**What is required:** Copy every record below, exactly as written.

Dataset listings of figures
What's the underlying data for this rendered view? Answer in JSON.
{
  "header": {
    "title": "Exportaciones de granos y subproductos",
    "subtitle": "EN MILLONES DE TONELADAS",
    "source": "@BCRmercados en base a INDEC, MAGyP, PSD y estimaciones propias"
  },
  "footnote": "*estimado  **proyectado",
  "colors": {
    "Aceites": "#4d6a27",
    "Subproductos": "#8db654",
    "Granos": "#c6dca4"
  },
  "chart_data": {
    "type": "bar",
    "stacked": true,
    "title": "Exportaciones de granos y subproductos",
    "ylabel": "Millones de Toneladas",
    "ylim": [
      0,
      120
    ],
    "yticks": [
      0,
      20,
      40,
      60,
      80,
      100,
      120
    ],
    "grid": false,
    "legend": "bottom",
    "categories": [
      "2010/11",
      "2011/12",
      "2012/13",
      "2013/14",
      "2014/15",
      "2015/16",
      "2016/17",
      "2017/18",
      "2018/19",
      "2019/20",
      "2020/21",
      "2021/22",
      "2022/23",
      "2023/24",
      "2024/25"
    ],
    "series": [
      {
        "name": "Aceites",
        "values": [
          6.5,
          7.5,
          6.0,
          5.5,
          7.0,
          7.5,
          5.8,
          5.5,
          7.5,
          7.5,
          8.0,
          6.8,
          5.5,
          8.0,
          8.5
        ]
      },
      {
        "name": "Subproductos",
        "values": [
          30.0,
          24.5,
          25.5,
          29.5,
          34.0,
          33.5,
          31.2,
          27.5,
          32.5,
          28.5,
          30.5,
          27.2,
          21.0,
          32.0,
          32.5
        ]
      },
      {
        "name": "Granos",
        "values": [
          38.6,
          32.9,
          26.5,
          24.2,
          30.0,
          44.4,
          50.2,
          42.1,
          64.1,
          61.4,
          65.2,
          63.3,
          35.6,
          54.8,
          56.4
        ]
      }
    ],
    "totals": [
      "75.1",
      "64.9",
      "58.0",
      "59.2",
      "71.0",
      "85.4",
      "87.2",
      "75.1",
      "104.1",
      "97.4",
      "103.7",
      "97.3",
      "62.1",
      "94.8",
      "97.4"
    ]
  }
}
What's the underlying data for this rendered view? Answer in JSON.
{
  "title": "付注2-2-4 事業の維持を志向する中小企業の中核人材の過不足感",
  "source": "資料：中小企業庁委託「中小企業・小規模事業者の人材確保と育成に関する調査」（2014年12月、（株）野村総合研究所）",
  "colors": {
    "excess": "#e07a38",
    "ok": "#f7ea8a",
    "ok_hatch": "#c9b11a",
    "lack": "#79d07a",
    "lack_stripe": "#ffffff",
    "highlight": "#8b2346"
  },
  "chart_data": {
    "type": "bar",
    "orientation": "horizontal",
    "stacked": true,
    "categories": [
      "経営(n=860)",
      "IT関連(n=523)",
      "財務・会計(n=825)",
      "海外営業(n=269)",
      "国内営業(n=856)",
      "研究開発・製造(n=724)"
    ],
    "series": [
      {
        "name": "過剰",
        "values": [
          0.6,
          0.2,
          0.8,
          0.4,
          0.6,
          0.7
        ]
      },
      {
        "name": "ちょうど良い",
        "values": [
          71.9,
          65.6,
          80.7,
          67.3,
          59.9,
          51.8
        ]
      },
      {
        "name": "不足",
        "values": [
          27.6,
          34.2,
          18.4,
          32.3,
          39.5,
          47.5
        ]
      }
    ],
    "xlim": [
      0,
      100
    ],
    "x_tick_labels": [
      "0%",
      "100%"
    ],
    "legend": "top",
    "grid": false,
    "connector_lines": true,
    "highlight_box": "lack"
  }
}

**Answer to the task:**
What's the underlying data for this rendered view? Answer in JSON.
{
  "header": {
    "title": "Exportaciones de granos y subproductos",
    "subtitle": "EN MILLONES DE TONELADAS",
    "source": "@BCRmercados en base a INDEC, MAGyP, PSD y estimaciones propias"
  },
  "footnote": "*estimado  **proyectado",
  "colors": {
    "Aceites": "#4d6a27",
    "Subproductos": "#8db654",
    "Granos": "#c6dca4"
  },
  "chart_data": {
    "type": "bar",
    "stacked": true,
    "title": "Exportaciones de granos y subproductos",
    "ylabel": "Millones de Toneladas",
    "ylim": [
      0,
      120
    ],
    "yticks": [
      0,
      20,
      40,
      60,
      80,
      100,
      120
    ],
    "grid": false,
    "legend": "bottom",
    "categories": [
      "2010/11",
      "2011/12",
      "2012/13",
      "2013/14",
      "2014/15",
      "2015/16",
      "2016/17",
      "2017/18",
      "2018/19",
      "2019/20",
      "2020/21",
      "2021/22",
      "2022/23",
      "2023/24",
      "2024/25"
    ],
    "series": [
      {
        "name": "Aceites",
        "values": [
          6.5,
          7.5,
          6.0,
          5.5,
          7.0,
          7.5,
          5.8,
          5.5,
          7.5,
          7.5,
          8.0,
          6.8,
          5.5,
          8.0,
          8.5
        ]
      },
      {
        "name": "Subproductos",
        "values": [
          30.0,
          24.5,
          25.5,
          29.5,
          34.0,
          33.5,
          31.2,
          27.5,
          32.5,
          28.5,
          30.5,
          27.2,
          21.0,
          32.0,
          32.5
        ]
      },
      {
        "name": "Granos",
        "values": [
          38.6,
          32.9,
          26.5,
          24.2,
          30.0,
          44.4,
          50.2,
          42.1,
          64.1,
          61.4,
          65.2,
          63.3,
          35.6,
          54.8,
          56.4
        ]
      }
    ],
    "totals": [
      "75.1",
      "64.9",
      "58.0",
      "59.2",
      "71.0",
      "85.4",
      "87.2",
      "75.1",
      "104.1",
      "97.4",
      "103.7",
      "97.3",
      "62.1",
      "94.8",
      "97.4"
    ]
  }
}
What's the underlying data for this rendered view? Answer in JSON.
{
  "title": "付注2-2-4 事業の維持を志向する中小企業の中核人材の過不足感",
  "source": "資料：中小企業庁委託「中小企業・小規模事業者の人材確保と育成に関する調査」（2014年12月、（株）野村総合研究所）",
  "colors": {
    "excess": "#e07a38",
    "ok": "#f7ea8a",
    "ok_hatch": "#c9b11a",
    "lack": "#79d07a",
    "lack_stripe": "#ffffff",
    "highlight": "#8b2346"
  },
  "chart_data": {
    "type": "bar",
    "orientation": "horizontal",
    "stacked": true,
    "categories": [
      "経営(n=860)",
      "IT関連(n=523)",
      "財務・会計(n=825)",
      "海外営業(n=269)",
      "国内営業(n=856)",
      "研究開発・製造(n=724)"
    ],
    "series": [
      {
        "name": "過剰",
        "values": [
          0.6,
          0.2,
          0.8,
          0.4,
          0.6,
          0.7
        ]
      },
      {
        "name": "ちょうど良い",
        "values": [
          71.9,
          65.6,
          80.7,
          67.3,
          59.9,
          51.8
        ]
      },
      {
        "name": "不足",
        "values": [
          27.6,
          34.2,
          18.4,
          32.3,
          39.5,
          47.5
        ]
      }
    ],
    "xlim": [
      0,
      100
    ],
    "x_tick_labels": [
      "0%",
      "100%"
    ],
    "legend": "top",
    "grid": false,
    "connector_lines": true,
    "highlight_box": "lack"
  }
}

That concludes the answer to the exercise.